● **Directions for this task**: Lines containing the word "text" need to be counted. Please reply with how many there are, and nothing else.

# Exercise data start

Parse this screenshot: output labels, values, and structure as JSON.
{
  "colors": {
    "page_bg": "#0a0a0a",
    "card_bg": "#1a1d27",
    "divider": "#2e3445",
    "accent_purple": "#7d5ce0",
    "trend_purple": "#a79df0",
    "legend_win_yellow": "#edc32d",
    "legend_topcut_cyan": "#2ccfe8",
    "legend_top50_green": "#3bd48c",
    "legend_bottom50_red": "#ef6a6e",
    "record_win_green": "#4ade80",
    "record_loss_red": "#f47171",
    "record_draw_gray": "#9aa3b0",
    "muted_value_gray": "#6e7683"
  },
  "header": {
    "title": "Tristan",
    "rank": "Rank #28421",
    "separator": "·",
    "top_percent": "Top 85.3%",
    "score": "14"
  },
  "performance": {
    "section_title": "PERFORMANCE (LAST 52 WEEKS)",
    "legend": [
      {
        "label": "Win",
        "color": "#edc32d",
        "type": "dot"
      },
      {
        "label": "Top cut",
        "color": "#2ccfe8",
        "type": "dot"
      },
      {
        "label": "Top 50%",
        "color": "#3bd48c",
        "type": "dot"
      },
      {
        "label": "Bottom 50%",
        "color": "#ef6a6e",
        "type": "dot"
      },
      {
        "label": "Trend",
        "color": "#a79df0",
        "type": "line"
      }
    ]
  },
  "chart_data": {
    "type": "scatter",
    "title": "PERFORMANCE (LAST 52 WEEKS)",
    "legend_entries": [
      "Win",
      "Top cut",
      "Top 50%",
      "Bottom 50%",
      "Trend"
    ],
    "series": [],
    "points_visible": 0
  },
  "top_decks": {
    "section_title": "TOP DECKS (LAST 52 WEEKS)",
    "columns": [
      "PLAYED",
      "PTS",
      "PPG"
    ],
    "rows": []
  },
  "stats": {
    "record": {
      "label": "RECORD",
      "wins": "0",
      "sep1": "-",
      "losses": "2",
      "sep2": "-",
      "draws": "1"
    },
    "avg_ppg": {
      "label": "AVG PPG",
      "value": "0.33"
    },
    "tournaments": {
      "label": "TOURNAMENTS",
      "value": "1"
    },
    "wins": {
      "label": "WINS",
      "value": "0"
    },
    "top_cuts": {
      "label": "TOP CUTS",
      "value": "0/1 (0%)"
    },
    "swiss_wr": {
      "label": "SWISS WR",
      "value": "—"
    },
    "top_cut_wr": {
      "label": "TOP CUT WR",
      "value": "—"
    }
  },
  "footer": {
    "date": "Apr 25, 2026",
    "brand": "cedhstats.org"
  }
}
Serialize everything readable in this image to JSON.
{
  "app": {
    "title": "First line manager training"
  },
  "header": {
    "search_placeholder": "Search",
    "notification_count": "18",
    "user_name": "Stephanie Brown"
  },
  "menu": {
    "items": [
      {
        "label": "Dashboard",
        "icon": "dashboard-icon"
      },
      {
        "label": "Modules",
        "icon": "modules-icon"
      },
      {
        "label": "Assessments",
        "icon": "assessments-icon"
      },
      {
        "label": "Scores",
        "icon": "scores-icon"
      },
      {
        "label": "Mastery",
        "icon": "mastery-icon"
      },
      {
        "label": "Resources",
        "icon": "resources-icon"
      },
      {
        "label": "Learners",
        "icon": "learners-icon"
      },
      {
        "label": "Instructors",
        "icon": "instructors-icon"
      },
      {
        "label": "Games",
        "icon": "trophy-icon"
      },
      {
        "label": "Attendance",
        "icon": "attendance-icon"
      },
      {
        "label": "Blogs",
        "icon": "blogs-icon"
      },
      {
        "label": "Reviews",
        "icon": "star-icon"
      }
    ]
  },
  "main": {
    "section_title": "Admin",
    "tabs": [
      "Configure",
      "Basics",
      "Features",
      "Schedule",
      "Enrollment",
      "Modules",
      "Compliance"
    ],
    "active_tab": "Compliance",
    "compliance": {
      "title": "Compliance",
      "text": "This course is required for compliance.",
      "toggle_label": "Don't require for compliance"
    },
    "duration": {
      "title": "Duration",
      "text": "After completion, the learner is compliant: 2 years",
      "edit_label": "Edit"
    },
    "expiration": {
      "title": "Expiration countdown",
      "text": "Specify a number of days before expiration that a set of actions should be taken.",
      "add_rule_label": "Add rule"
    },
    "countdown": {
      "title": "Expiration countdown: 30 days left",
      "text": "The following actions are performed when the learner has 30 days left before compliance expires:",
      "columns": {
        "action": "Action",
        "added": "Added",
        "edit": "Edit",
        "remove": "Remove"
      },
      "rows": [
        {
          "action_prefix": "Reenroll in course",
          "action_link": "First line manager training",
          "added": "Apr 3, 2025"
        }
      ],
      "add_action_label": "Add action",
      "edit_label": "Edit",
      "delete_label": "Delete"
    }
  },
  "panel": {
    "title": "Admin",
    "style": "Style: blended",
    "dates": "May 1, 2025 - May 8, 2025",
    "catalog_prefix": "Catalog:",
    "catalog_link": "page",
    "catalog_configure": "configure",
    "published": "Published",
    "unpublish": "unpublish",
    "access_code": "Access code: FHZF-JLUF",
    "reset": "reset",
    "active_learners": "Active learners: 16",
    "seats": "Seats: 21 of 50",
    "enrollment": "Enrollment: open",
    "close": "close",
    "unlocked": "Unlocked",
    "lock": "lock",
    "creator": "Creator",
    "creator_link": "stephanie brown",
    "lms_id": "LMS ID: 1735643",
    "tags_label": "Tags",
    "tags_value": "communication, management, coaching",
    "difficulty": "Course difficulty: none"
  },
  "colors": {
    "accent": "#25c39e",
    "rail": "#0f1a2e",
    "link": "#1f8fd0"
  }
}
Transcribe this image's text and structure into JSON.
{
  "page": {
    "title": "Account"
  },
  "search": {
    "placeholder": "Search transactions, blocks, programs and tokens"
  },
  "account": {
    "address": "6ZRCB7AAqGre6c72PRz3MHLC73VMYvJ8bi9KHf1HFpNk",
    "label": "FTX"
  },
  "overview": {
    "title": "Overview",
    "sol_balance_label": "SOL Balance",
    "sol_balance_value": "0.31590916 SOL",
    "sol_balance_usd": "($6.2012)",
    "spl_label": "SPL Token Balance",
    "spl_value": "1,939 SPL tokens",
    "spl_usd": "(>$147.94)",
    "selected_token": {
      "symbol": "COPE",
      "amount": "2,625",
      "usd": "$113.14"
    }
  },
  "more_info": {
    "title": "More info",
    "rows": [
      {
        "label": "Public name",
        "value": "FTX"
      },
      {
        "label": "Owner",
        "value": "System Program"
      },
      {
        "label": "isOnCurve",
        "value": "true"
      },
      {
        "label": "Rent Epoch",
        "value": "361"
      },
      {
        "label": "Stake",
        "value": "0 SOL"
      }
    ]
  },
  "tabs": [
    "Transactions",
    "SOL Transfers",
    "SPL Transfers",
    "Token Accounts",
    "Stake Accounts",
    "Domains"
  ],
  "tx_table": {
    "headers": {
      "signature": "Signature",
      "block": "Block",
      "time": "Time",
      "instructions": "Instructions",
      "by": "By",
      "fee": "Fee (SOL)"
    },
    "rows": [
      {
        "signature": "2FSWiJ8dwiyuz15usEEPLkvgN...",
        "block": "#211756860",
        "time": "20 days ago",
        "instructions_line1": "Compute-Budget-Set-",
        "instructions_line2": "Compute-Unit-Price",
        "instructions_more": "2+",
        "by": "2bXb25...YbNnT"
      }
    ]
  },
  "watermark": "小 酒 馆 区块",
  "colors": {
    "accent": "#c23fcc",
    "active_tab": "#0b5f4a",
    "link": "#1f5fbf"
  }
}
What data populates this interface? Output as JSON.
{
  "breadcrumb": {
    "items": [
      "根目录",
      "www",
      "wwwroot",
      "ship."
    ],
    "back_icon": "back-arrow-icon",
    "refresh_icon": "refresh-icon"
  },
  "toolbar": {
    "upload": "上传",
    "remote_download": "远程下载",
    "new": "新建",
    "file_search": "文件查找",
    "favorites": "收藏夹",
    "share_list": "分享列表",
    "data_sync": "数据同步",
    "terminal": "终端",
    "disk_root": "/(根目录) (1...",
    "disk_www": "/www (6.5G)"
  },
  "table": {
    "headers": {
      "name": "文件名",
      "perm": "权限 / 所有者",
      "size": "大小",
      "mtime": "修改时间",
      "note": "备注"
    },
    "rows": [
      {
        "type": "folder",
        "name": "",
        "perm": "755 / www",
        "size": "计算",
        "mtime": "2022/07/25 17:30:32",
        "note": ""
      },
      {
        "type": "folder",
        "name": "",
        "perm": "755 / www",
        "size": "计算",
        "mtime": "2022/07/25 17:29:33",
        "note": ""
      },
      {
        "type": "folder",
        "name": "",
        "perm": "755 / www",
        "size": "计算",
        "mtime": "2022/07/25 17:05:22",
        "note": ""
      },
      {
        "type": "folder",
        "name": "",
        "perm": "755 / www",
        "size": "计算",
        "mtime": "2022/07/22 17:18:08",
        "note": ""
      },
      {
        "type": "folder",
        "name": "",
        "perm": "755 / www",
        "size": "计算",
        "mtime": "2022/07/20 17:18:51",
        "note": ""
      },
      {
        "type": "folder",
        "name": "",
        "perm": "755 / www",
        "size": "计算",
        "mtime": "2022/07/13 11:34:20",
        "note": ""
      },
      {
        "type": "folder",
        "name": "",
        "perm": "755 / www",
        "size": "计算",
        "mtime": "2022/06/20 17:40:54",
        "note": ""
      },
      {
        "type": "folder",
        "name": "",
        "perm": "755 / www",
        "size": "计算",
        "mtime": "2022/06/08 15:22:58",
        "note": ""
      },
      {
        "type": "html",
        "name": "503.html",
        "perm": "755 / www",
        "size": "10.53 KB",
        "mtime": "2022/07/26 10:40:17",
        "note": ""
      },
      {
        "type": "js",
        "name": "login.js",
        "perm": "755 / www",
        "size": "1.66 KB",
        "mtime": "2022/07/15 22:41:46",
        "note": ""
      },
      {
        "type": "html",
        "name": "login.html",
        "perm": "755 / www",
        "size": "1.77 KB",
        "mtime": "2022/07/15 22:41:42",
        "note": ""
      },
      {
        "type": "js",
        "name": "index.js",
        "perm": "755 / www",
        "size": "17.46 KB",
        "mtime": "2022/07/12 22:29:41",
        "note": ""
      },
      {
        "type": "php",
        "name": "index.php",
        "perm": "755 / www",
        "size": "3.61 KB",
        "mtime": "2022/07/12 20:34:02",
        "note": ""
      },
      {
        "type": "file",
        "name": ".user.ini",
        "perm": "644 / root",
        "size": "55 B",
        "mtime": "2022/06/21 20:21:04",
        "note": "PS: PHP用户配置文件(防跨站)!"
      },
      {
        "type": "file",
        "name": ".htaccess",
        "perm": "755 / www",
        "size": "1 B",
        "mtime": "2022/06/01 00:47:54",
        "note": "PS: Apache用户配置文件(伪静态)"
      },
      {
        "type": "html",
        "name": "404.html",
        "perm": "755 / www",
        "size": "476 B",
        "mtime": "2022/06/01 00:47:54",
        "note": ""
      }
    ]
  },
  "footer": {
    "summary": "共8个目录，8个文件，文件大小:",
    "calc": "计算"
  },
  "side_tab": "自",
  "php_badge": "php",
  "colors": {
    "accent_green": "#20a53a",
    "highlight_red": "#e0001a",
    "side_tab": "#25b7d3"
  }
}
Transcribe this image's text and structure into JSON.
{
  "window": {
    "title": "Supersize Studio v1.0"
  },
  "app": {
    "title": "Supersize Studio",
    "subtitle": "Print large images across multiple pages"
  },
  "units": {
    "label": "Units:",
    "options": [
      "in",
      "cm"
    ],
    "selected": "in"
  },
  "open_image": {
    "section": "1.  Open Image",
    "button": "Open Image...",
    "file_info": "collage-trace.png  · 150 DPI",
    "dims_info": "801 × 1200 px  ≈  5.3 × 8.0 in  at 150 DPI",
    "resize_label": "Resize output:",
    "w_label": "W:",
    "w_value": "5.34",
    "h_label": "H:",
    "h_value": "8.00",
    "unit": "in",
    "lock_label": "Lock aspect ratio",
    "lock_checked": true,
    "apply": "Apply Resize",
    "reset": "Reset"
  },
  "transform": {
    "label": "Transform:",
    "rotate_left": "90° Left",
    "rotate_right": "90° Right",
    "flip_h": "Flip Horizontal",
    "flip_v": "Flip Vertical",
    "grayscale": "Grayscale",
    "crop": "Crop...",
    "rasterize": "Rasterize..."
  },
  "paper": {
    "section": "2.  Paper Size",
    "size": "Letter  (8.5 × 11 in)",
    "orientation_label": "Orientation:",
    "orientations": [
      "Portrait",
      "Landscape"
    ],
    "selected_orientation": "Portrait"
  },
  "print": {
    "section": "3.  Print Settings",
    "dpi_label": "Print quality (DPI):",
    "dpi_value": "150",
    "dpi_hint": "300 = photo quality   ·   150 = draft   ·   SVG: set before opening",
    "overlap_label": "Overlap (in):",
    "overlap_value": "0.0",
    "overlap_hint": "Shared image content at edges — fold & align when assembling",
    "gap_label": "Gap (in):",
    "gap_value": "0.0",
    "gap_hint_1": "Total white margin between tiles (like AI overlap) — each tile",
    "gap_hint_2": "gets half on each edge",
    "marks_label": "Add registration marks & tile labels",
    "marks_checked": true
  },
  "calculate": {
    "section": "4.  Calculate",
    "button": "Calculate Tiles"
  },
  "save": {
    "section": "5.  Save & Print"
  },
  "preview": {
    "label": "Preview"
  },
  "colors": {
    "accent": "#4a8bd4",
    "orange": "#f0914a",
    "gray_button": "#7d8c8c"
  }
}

# Exercise data end

● **Answer in full**: 6